Data provided:
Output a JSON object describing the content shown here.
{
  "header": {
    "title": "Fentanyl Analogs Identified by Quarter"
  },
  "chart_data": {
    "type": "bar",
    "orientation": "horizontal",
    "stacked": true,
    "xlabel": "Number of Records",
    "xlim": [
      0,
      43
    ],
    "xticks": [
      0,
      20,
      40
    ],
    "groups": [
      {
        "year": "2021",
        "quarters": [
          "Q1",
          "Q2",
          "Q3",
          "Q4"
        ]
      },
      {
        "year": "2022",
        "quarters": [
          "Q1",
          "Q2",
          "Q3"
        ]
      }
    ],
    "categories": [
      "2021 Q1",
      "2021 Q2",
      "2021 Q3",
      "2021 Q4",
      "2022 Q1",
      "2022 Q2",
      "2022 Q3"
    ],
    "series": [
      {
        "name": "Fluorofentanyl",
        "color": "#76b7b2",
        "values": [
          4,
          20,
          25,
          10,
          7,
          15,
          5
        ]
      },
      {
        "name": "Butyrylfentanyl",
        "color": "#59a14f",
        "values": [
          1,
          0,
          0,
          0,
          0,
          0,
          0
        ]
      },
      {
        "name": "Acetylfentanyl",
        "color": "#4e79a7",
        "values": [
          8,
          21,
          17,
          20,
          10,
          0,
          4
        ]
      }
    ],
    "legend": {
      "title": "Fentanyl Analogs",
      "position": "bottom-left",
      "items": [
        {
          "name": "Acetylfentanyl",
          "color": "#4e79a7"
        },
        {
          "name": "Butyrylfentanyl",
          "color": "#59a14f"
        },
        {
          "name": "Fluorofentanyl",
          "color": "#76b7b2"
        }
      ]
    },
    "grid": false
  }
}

Goal of the exercise: Each of the records should be retyped exactly.

Solution for this task:
Output a JSON object describing the content shown here.
{
  "header": {
    "title": "Fentanyl Analogs Identified by Quarter"
  },
  "chart_data": {
    "type": "bar",
    "orientation": "horizontal",
    "stacked": true,
    "xlabel": "Number of Records",
    "xlim": [
      0,
      43
    ],
    "xticks": [
      0,
      20,
      40
    ],
    "groups": [
      {
        "year": "2021",
        "quarters": [
          "Q1",
          "Q2",
          "Q3",
          "Q4"
        ]
      },
      {
        "year": "2022",
        "quarters": [
          "Q1",
          "Q2",
          "Q3"
        ]
      }
    ],
    "categories": [
      "2021 Q1",
      "2021 Q2",
      "2021 Q3",
      "2021 Q4",
      "2022 Q1",
      "2022 Q2",
      "2022 Q3"
    ],
    "series": [
      {
        "name": "Fluorofentanyl",
        "color": "#76b7b2",
        "values": [
          4,
          20,
          25,
          10,
          7,
          15,
          5
        ]
      },
      {
        "name": "Butyrylfentanyl",
        "color": "#59a14f",
        "values": [
          1,
          0,
          0,
          0,
          0,
          0,
          0
        ]
      },
      {
        "name": "Acetylfentanyl",
        "color": "#4e79a7",
        "values": [
          8,
          21,
          17,
          20,
          10,
          0,
          4
        ]
      }
    ],
    "legend": {
      "title": "Fentanyl Analogs",
      "position": "bottom-left",
      "items": [
        {
          "name": "Acetylfentanyl",
          "color": "#4e79a7"
        },
        {
          "name": "Butyrylfentanyl",
          "color": "#59a14f"
        },
        {
          "name": "Fluorofentanyl",
          "color": "#76b7b2"
        }
      ]
    },
    "grid": false
  }
}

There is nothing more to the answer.